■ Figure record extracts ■
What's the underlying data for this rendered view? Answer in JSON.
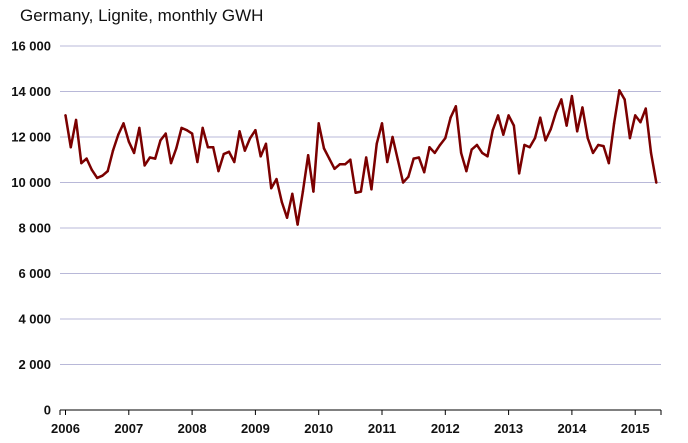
{
  "chart_data": {
    "type": "line",
    "title": "Germany, Lignite, monthly GWH",
    "xlabel": "",
    "ylabel": "",
    "ylim": [
      0,
      16000
    ],
    "y_ticks": [
      "0",
      "2 000",
      "4 000",
      "6 000",
      "8 000",
      "10 000",
      "12 000",
      "14 000",
      "16 000"
    ],
    "y_tick_values": [
      0,
      2000,
      4000,
      6000,
      8000,
      10000,
      12000,
      14000,
      16000
    ],
    "x_ticks": [
      "2006",
      "2007",
      "2008",
      "2009",
      "2010",
      "2011",
      "2012",
      "2013",
      "2014",
      "2015"
    ],
    "grid": "horizontal",
    "line_color": "#7b0000",
    "grid_color": "#b8b8d8",
    "start": "2006-01",
    "series": [
      {
        "values": [
          12950,
          11550,
          12750,
          10850,
          11050,
          10550,
          10200,
          10300,
          10500,
          11400,
          12100,
          12600,
          11800,
          11300,
          12400,
          10750,
          11100,
          11050,
          11850,
          12150,
          10850,
          11500,
          12400,
          12300,
          12150,
          10900,
          12400,
          11550,
          11550,
          10500,
          11250,
          11350,
          10900,
          12250,
          11400,
          11950,
          12300,
          11150,
          11700,
          9750,
          10150,
          9150,
          8450,
          9500,
          8150,
          9600,
          11200,
          9600,
          12600,
          11500,
          11050,
          10600,
          10800,
          10800,
          11000,
          9550,
          9600,
          11100,
          9700,
          11700,
          12600,
          10900,
          12000,
          11000,
          10000,
          10250,
          11050,
          11100,
          10450,
          11550,
          11300,
          11650,
          11950,
          12850,
          13350,
          11300,
          10500,
          11450,
          11650,
          11300,
          11150,
          12300,
          12950,
          12100,
          12950,
          12500,
          10400,
          11650,
          11550,
          11950,
          12850,
          11850,
          12350,
          13100,
          13650,
          12500,
          13800,
          12250,
          13300,
          11950,
          11300,
          11650,
          11600,
          10850,
          12600,
          14050,
          13650,
          11950,
          12950,
          12650,
          13250,
          11300,
          10000
        ]
      }
    ]
  }
}
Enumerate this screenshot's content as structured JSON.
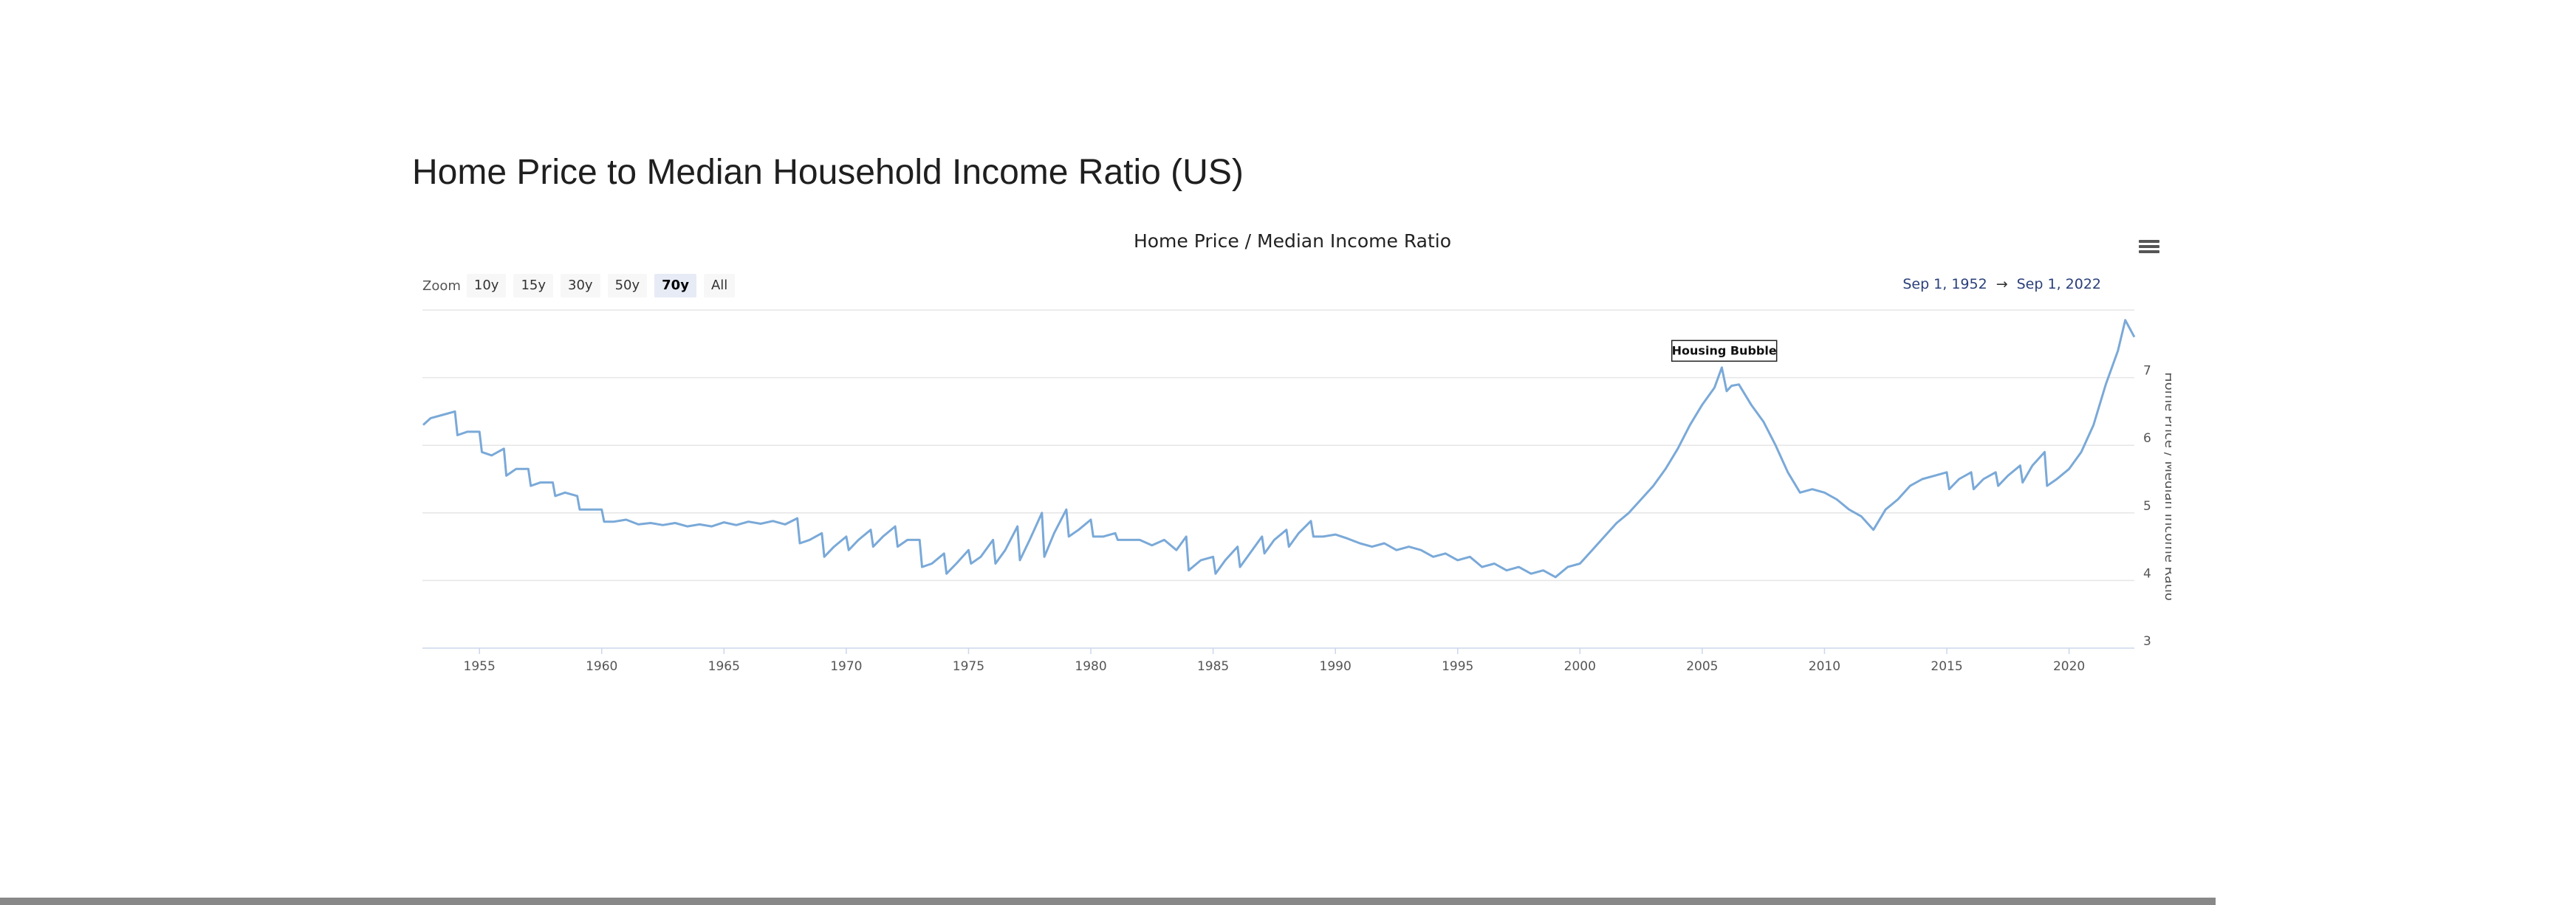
{
  "page": {
    "title": "Home Price to Median Household Income Ratio (US)"
  },
  "zoom": {
    "label": "Zoom",
    "buttons": [
      "10y",
      "15y",
      "30y",
      "50y",
      "70y",
      "All"
    ],
    "active": "70y"
  },
  "range": {
    "from": "Sep 1, 1952",
    "arrow": "→",
    "to": "Sep 1, 2022"
  },
  "colors": {
    "series": "#7aa9d8",
    "grid": "#e6e6e6",
    "axis": "#ccd6eb"
  },
  "icons": {
    "menu": "hamburger-menu-icon"
  },
  "chart_data": {
    "type": "line",
    "title": "Home Price / Median Income Ratio",
    "xlabel": "",
    "ylabel": "Home Price / Median Income Ratio",
    "xlim": [
      1952.67,
      2022.67
    ],
    "ylim": [
      3,
      8
    ],
    "yticks": [
      3,
      4,
      5,
      6,
      7
    ],
    "xticks": [
      1955,
      1960,
      1965,
      1970,
      1975,
      1980,
      1985,
      1990,
      1995,
      2000,
      2005,
      2010,
      2015,
      2020
    ],
    "grid": true,
    "y_axis_side": "right",
    "annotations": [
      {
        "text": "Housing Bubble",
        "x": 2005.9,
        "y": 7.2
      }
    ],
    "series": [
      {
        "x": [
          1952.7,
          1953.0,
          1953.5,
          1954.0,
          1954.1,
          1954.5,
          1955.0,
          1955.1,
          1955.5,
          1956.0,
          1956.1,
          1956.5,
          1957.0,
          1957.1,
          1957.5,
          1958.0,
          1958.1,
          1958.5,
          1959.0,
          1959.1,
          1959.5,
          1960.0,
          1960.1,
          1960.5,
          1961.0,
          1961.5,
          1962.0,
          1962.5,
          1963.0,
          1963.5,
          1964.0,
          1964.5,
          1965.0,
          1965.5,
          1966.0,
          1966.5,
          1967.0,
          1967.5,
          1968.0,
          1968.1,
          1968.5,
          1969.0,
          1969.1,
          1969.5,
          1970.0,
          1970.1,
          1970.5,
          1971.0,
          1971.1,
          1971.5,
          1972.0,
          1972.1,
          1972.5,
          1973.0,
          1973.1,
          1973.5,
          1974.0,
          1974.1,
          1974.5,
          1975.0,
          1975.1,
          1975.5,
          1976.0,
          1976.1,
          1976.5,
          1977.0,
          1977.1,
          1977.5,
          1978.0,
          1978.1,
          1978.5,
          1979.0,
          1979.1,
          1979.5,
          1980.0,
          1980.1,
          1980.5,
          1981.0,
          1981.1,
          1981.5,
          1982.0,
          1982.5,
          1983.0,
          1983.5,
          1983.9,
          1984.0,
          1984.5,
          1985.0,
          1985.1,
          1985.5,
          1986.0,
          1986.1,
          1986.5,
          1987.0,
          1987.1,
          1987.5,
          1988.0,
          1988.1,
          1988.5,
          1989.0,
          1989.1,
          1989.5,
          1990.0,
          1990.5,
          1991.0,
          1991.5,
          1992.0,
          1992.5,
          1993.0,
          1993.5,
          1994.0,
          1994.5,
          1995.0,
          1995.5,
          1996.0,
          1996.5,
          1997.0,
          1997.5,
          1998.0,
          1998.5,
          1999.0,
          1999.5,
          2000.0,
          2000.5,
          2001.0,
          2001.5,
          2002.0,
          2002.5,
          2003.0,
          2003.5,
          2004.0,
          2004.5,
          2005.0,
          2005.5,
          2005.8,
          2006.0,
          2006.2,
          2006.5,
          2007.0,
          2007.5,
          2008.0,
          2008.5,
          2009.0,
          2009.5,
          2010.0,
          2010.5,
          2011.0,
          2011.5,
          2012.0,
          2012.5,
          2013.0,
          2013.5,
          2014.0,
          2014.5,
          2015.0,
          2015.1,
          2015.5,
          2016.0,
          2016.1,
          2016.5,
          2017.0,
          2017.1,
          2017.5,
          2018.0,
          2018.1,
          2018.5,
          2019.0,
          2019.1,
          2019.5,
          2020.0,
          2020.5,
          2021.0,
          2021.5,
          2022.0,
          2022.3,
          2022.67
        ],
        "y": [
          6.3,
          6.4,
          6.45,
          6.5,
          6.15,
          6.2,
          6.2,
          5.9,
          5.85,
          5.95,
          5.55,
          5.65,
          5.65,
          5.4,
          5.45,
          5.45,
          5.25,
          5.3,
          5.25,
          5.05,
          5.05,
          5.05,
          4.87,
          4.87,
          4.9,
          4.83,
          4.85,
          4.82,
          4.85,
          4.8,
          4.83,
          4.8,
          4.86,
          4.82,
          4.87,
          4.84,
          4.88,
          4.83,
          4.92,
          4.55,
          4.6,
          4.7,
          4.35,
          4.5,
          4.65,
          4.45,
          4.6,
          4.75,
          4.5,
          4.65,
          4.8,
          4.5,
          4.6,
          4.6,
          4.2,
          4.25,
          4.4,
          4.1,
          4.25,
          4.45,
          4.25,
          4.35,
          4.6,
          4.25,
          4.45,
          4.8,
          4.3,
          4.6,
          5.0,
          4.35,
          4.7,
          5.05,
          4.65,
          4.75,
          4.9,
          4.65,
          4.65,
          4.7,
          4.6,
          4.6,
          4.6,
          4.52,
          4.6,
          4.45,
          4.65,
          4.15,
          4.3,
          4.35,
          4.1,
          4.3,
          4.5,
          4.2,
          4.4,
          4.65,
          4.4,
          4.6,
          4.75,
          4.5,
          4.7,
          4.88,
          4.65,
          4.65,
          4.68,
          4.62,
          4.55,
          4.5,
          4.55,
          4.45,
          4.5,
          4.45,
          4.35,
          4.4,
          4.3,
          4.35,
          4.2,
          4.25,
          4.15,
          4.2,
          4.1,
          4.15,
          4.05,
          4.2,
          4.25,
          4.45,
          4.65,
          4.85,
          5.0,
          5.2,
          5.4,
          5.65,
          5.95,
          6.3,
          6.6,
          6.85,
          7.15,
          6.8,
          6.88,
          6.9,
          6.6,
          6.35,
          6.0,
          5.6,
          5.3,
          5.35,
          5.3,
          5.2,
          5.05,
          4.95,
          4.75,
          5.05,
          5.2,
          5.4,
          5.5,
          5.55,
          5.6,
          5.35,
          5.5,
          5.6,
          5.35,
          5.5,
          5.6,
          5.4,
          5.55,
          5.7,
          5.45,
          5.7,
          5.9,
          5.4,
          5.5,
          5.65,
          5.9,
          6.3,
          6.9,
          7.4,
          7.85,
          7.6
        ]
      }
    ]
  }
}
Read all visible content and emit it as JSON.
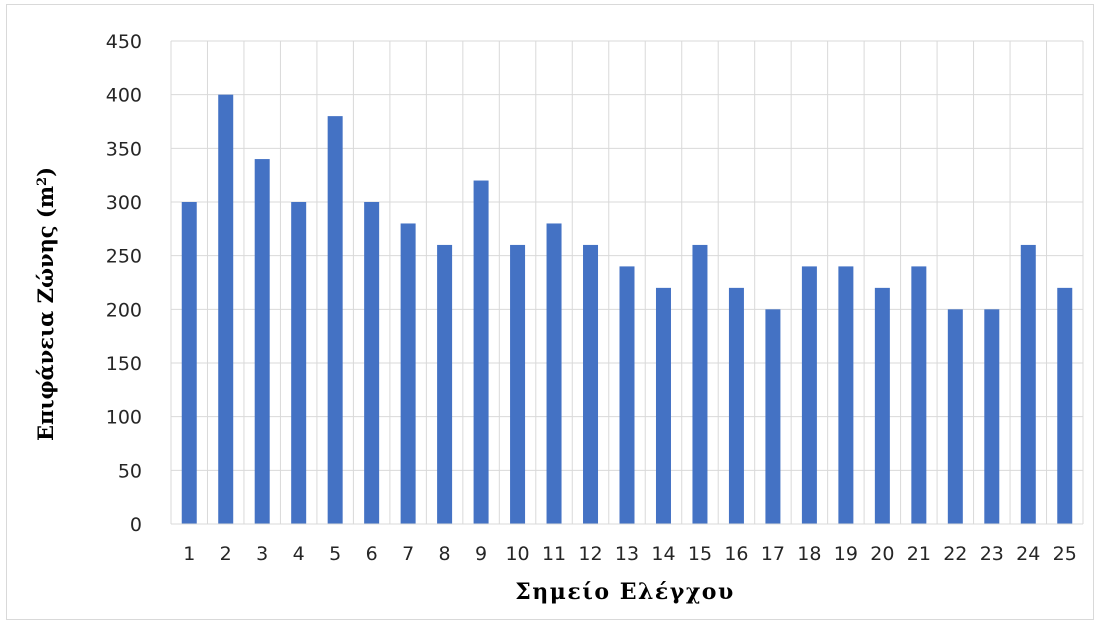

■ TASK GOAL ■
Copy out each line of the records that holds the string "Home".

■ TASK ANSWER ■
    "title": "Home Price to Median Household Income Ratio (US)"
    "title": "Home Price / Median Income Ratio",
    "ylabel": "Home Price / Median Income Ratio",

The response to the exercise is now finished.